■ FRAGMENTO DEL DOCUMENTO
══════════

En política, y más aún en el sindicalismo, “destaparse” nunca es un acto
inocente. Tereso Medina lo sabe y por eso su anuncio no pasó desapercibido: el
líder sindical se declaró listo para dirigir la Confederación de Trabajadores de
México (CTM), una de las organizaciones más influyentes —y longevas— del
país.
El mensaje fue claro: Medina no solo quiere participar, quiere encabezar. Su
declaración abre el juego en una central obrera históricamente asociada al
poder político y a liderazgos que rara vez se mueven sin cálculo. Aquí no hubo
rodeos ni falsas modestias. El sindicalista decidió hablar antes de que hablaran
por él.
La CTM atraviesa un momento de redefinición. Los cambios en la legislación
laboral, la presión por mayor democracia sindical y el desgaste de viejas
estructuras han puesto sobre la mesa la necesidad de renovación. En ese
contexto, la figura de Tereso Medina aparece como una apuesta por el relevo…
aunque no necesariamente por la ruptura.
Medina ha construido una trayectoria larga dentro del sindicalismo, con
presencia en negociaciones clave y una narrativa que combina experiencia con
discurso de modernización. Sus críticos, sin embargo, cuestionan si el cambio
de nombres implica realmente un cambio de fondo. Porque en la CTM, la historia
pesa.
El “destape” también envía un mensaje hacia el interior del movimiento obrero:
la sucesión está en marcha y las cartas comienzan a mostrarse. En un entorno
donde el control sindical ya no es incuestionable, cada movimiento cuenta.
Tereso Medina levantó la mano. Ahora, el sindicalismo mexicano deberá decidir
si quiere continuidad con nuevo rostro… o algo más.

══════════

■ ENUNCIADO DEL EJERCICIO
Según el fragmento del documento, ¿qué organización se declaró listo para dirigir Tereso Medina? Los registros no hacen falta para resolver este ejercicio.

══════════

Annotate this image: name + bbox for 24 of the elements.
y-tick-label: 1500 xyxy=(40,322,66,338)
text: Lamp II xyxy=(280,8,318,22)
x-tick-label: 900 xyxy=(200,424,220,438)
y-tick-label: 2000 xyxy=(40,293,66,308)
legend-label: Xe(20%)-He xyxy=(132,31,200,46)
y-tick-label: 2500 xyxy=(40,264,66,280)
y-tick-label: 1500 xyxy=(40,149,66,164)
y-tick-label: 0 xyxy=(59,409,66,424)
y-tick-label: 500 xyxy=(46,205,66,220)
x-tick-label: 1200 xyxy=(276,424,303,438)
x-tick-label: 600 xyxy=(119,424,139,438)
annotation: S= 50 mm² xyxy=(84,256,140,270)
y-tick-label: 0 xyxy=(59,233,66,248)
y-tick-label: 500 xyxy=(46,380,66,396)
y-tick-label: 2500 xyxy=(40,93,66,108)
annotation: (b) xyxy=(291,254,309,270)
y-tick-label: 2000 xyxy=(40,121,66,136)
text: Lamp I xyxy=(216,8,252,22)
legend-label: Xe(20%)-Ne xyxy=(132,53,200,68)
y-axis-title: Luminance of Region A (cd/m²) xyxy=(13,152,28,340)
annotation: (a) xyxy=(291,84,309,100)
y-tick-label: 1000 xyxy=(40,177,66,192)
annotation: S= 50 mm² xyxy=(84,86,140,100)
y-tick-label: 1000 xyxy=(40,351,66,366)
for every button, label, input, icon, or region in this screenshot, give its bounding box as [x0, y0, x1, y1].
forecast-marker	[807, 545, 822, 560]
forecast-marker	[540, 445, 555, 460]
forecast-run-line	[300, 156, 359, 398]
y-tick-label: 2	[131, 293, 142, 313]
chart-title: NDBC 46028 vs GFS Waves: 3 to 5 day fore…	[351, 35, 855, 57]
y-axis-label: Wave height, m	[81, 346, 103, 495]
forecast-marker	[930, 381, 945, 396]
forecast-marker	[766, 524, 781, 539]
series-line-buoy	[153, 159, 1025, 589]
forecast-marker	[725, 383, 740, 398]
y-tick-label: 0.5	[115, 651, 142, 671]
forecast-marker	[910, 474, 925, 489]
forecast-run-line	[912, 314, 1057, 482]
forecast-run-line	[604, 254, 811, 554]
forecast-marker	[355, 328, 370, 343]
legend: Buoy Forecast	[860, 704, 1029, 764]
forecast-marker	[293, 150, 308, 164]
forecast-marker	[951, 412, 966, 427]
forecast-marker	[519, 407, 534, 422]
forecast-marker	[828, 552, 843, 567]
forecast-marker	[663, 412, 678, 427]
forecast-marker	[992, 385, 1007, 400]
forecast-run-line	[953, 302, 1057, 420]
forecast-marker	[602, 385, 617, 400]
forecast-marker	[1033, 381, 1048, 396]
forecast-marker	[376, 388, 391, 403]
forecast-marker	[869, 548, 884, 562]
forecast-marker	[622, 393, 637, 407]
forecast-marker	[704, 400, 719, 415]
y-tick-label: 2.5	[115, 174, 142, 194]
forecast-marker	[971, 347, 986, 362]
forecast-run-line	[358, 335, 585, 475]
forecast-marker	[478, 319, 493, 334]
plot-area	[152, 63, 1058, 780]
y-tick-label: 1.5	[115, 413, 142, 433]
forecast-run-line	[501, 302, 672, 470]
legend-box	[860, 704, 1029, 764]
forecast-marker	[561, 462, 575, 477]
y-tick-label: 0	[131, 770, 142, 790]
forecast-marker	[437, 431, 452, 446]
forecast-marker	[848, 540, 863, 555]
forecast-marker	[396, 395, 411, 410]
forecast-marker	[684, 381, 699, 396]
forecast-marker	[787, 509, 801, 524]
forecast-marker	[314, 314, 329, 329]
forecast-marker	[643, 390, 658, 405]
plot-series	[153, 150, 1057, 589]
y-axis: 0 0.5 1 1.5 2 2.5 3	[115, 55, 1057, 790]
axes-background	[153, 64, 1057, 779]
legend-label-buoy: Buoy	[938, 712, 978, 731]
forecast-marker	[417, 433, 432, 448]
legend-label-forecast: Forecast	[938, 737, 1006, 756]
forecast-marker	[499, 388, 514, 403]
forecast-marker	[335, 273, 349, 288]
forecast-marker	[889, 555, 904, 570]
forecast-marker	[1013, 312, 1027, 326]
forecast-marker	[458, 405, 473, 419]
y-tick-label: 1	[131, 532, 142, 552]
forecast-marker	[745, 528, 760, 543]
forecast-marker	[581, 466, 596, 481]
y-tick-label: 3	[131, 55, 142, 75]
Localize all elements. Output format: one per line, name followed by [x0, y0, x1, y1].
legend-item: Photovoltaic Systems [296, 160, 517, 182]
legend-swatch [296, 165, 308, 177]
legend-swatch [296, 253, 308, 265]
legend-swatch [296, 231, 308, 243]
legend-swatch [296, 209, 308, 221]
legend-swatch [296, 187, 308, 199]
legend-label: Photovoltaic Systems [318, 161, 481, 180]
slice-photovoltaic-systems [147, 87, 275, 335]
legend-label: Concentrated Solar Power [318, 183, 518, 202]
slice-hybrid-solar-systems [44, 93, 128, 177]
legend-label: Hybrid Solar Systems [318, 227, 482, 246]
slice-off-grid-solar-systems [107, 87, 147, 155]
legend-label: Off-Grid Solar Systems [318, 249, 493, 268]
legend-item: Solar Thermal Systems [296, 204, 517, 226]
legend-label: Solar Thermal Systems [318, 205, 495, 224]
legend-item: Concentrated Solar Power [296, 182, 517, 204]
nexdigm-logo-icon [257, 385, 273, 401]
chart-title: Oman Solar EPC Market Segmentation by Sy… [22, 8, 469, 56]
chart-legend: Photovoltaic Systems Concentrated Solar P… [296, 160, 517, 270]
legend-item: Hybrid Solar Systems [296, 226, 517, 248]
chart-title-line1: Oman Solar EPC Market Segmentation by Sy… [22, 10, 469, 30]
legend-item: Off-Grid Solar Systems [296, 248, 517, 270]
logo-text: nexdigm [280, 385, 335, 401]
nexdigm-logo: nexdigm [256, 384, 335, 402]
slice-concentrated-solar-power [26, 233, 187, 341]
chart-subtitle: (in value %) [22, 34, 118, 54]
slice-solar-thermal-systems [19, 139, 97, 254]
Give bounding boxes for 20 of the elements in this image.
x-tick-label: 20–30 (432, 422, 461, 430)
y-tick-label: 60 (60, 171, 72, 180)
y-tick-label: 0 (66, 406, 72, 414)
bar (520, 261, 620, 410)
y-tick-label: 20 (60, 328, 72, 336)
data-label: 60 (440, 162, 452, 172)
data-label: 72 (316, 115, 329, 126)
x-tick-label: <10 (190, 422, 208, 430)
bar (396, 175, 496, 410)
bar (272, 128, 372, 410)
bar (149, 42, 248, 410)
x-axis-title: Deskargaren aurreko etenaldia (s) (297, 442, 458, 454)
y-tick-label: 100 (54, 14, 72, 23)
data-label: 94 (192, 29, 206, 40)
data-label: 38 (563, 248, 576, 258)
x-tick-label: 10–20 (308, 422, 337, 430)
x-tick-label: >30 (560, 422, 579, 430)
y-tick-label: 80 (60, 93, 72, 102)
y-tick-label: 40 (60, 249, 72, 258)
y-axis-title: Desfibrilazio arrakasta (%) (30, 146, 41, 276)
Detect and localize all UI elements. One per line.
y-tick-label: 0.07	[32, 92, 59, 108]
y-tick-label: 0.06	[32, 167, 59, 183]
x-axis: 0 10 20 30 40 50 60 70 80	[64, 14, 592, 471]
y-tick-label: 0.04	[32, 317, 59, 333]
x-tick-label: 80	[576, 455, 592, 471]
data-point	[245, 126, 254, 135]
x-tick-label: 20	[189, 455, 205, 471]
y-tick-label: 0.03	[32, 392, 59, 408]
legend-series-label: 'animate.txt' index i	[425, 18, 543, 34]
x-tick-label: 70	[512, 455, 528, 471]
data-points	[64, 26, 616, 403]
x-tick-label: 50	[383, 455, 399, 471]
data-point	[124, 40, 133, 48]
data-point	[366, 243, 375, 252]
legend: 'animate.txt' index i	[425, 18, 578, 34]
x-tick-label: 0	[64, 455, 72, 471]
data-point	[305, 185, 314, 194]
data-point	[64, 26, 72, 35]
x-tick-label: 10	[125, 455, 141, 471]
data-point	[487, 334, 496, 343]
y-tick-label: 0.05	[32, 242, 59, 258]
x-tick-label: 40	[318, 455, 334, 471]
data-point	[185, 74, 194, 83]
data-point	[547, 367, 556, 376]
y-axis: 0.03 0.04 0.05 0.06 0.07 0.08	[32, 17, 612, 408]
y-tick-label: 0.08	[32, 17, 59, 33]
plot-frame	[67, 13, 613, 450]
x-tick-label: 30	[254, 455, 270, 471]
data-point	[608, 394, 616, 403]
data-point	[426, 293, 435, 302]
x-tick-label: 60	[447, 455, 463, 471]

══════════

■ RESPUESTA
La Confederación de Trabajadores de México (CTM).